● Requirements:
Repeat each entry as written and leave the images out of the copy.
## START Record set
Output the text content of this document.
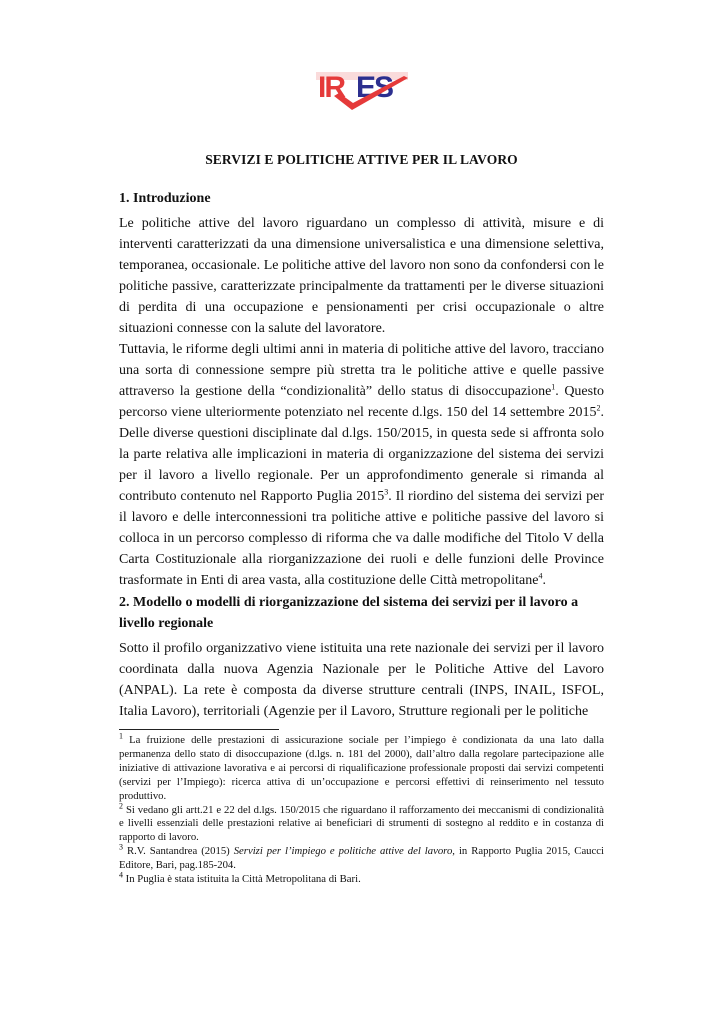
IR ES
SERVIZI E POLITICHE ATTIVE PER IL LAVORO
1. Introduzione

Le politiche attive del lavoro riguardano un complesso di attività, misure e di interventi caratterizzati da una dimensione universalistica e una dimensione selettiva, temporanea, occasionale. Le politiche attive del lavoro non sono da confondersi con le politiche passive, caratterizzate principalmente da trattamenti per le diverse situazioni di perdita di una occupazione e pensionamenti per crisi occupazionale o altre situazioni connesse con la salute del lavoratore.

Tuttavia, le riforme degli ultimi anni in materia di politiche attive del lavoro, tracciano una sorta di connessione sempre più stretta tra le politiche attive e quelle passive attraverso la gestione della “condizionalità” dello status di disoccupazione$^1$. Questo percorso viene ulteriormente potenziato nel recente d.lgs. 150 del 14 settembre 2015$^2$. Delle diverse questioni disciplinate dal d.lgs. 150/2015, in questa sede si affronta solo la parte relativa alle implicazioni in materia di organizzazione del sistema dei servizi per il lavoro a livello regionale. Per un approfondimento generale si rimanda al contributo contenuto nel Rapporto Puglia 2015$^3$. Il riordino del sistema dei servizi per il lavoro e delle interconnessioni tra politiche attive e politiche passive del lavoro si colloca in un percorso complesso di riforma che va dalle modifiche del Titolo V della Carta Costituzionale alla riorganizzazione dei ruoli e delle funzioni delle Province trasformate in Enti di area vasta, alla costituzione delle Città metropolitane$^4$.

2. Modello o modelli di riorganizzazione del sistema dei servizi per il lavoro a livello regionale

Sotto il profilo organizzativo viene istituita una rete nazionale dei servizi per il lavoro coordinata dalla nuova Agenzia Nazionale per le Politiche Attive del Lavoro (ANPAL). La rete è composta da diverse strutture centrali (INPS, INAIL, ISFOL, Italia Lavoro), territoriali (Agenzie per il Lavoro, Strutture regionali per le politiche

$^1$ La fruizione delle prestazioni di assicurazione sociale per l’impiego è condizionata da una lato dalla permanenza dello stato di disoccupazione (d.lgs. n. 181 del 2000), dall’altro dalla regolare partecipazione alle iniziative di attivazione lavorativa e ai percorsi di riqualificazione professionale proposti dai servizi competenti (servizi per l’Impiego): ricerca attiva di un’occupazione e percorsi effettivi di reinserimento nel tessuto produttivo.

$^2$ Si vedano gli artt.21 e 22 del d.lgs. 150/2015 che riguardano il rafforzamento dei meccanismi di condizionalità e livelli essenziali delle prestazioni relative ai beneficiari di strumenti di sostegno al reddito e in costanza di rapporto di lavoro.

$^3$ R.V. Santandrea (2015) Servizi per l’impiego e politiche attive del lavoro, in Rapporto Puglia 2015, Caucci Editore, Bari, pag.185-204.

$^4$ In Puglia è stata istituita la Città Metropolitana di Bari.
## END Record set
● Solution to this task:
Output the text content of this document.
IR ES
SERVIZI E POLITICHE ATTIVE PER IL LAVORO
1. Introduzione

Le politiche attive del lavoro riguardano un complesso di attività, misure e di interventi caratterizzati da una dimensione universalistica e una dimensione selettiva, temporanea, occasionale. Le politiche attive del lavoro non sono da confondersi con le politiche passive, caratterizzate principalmente da trattamenti per le diverse situazioni di perdita di una occupazione e pensionamenti per crisi occupazionale o altre situazioni connesse con la salute del lavoratore.

Tuttavia, le riforme degli ultimi anni in materia di politiche attive del lavoro, tracciano una sorta di connessione sempre più stretta tra le politiche attive e quelle passive attraverso la gestione della “condizionalità” dello status di disoccupazione$^1$. Questo percorso viene ulteriormente potenziato nel recente d.lgs. 150 del 14 settembre 2015$^2$. Delle diverse questioni disciplinate dal d.lgs. 150/2015, in questa sede si affronta solo la parte relativa alle implicazioni in materia di organizzazione del sistema dei servizi per il lavoro a livello regionale. Per un approfondimento generale si rimanda al contributo contenuto nel Rapporto Puglia 2015$^3$. Il riordino del sistema dei servizi per il lavoro e delle interconnessioni tra politiche attive e politiche passive del lavoro si colloca in un percorso complesso di riforma che va dalle modifiche del Titolo V della Carta Costituzionale alla riorganizzazione dei ruoli e delle funzioni delle Province trasformate in Enti di area vasta, alla costituzione delle Città metropolitane$^4$.

2. Modello o modelli di riorganizzazione del sistema dei servizi per il lavoro a livello regionale

Sotto il profilo organizzativo viene istituita una rete nazionale dei servizi per il lavoro coordinata dalla nuova Agenzia Nazionale per le Politiche Attive del Lavoro (ANPAL). La rete è composta da diverse strutture centrali (INPS, INAIL, ISFOL, Italia Lavoro), territoriali (Agenzie per il Lavoro, Strutture regionali per le politiche

$^1$ La fruizione delle prestazioni di assicurazione sociale per l’impiego è condizionata da una lato dalla permanenza dello stato di disoccupazione (d.lgs. n. 181 del 2000), dall’altro dalla regolare partecipazione alle iniziative di attivazione lavorativa e ai percorsi di riqualificazione professionale proposti dai servizi competenti (servizi per l’Impiego): ricerca attiva di un’occupazione e percorsi effettivi di reinserimento nel tessuto produttivo.

$^2$ Si vedano gli artt.21 e 22 del d.lgs. 150/2015 che riguardano il rafforzamento dei meccanismi di condizionalità e livelli essenziali delle prestazioni relative ai beneficiari di strumenti di sostegno al reddito e in costanza di rapporto di lavoro.

$^3$ R.V. Santandrea (2015) Servizi per l’impiego e politiche attive del lavoro, in Rapporto Puglia 2015, Caucci Editore, Bari, pag.185-204.

$^4$ In Puglia è stata istituita la Città Metropolitana di Bari.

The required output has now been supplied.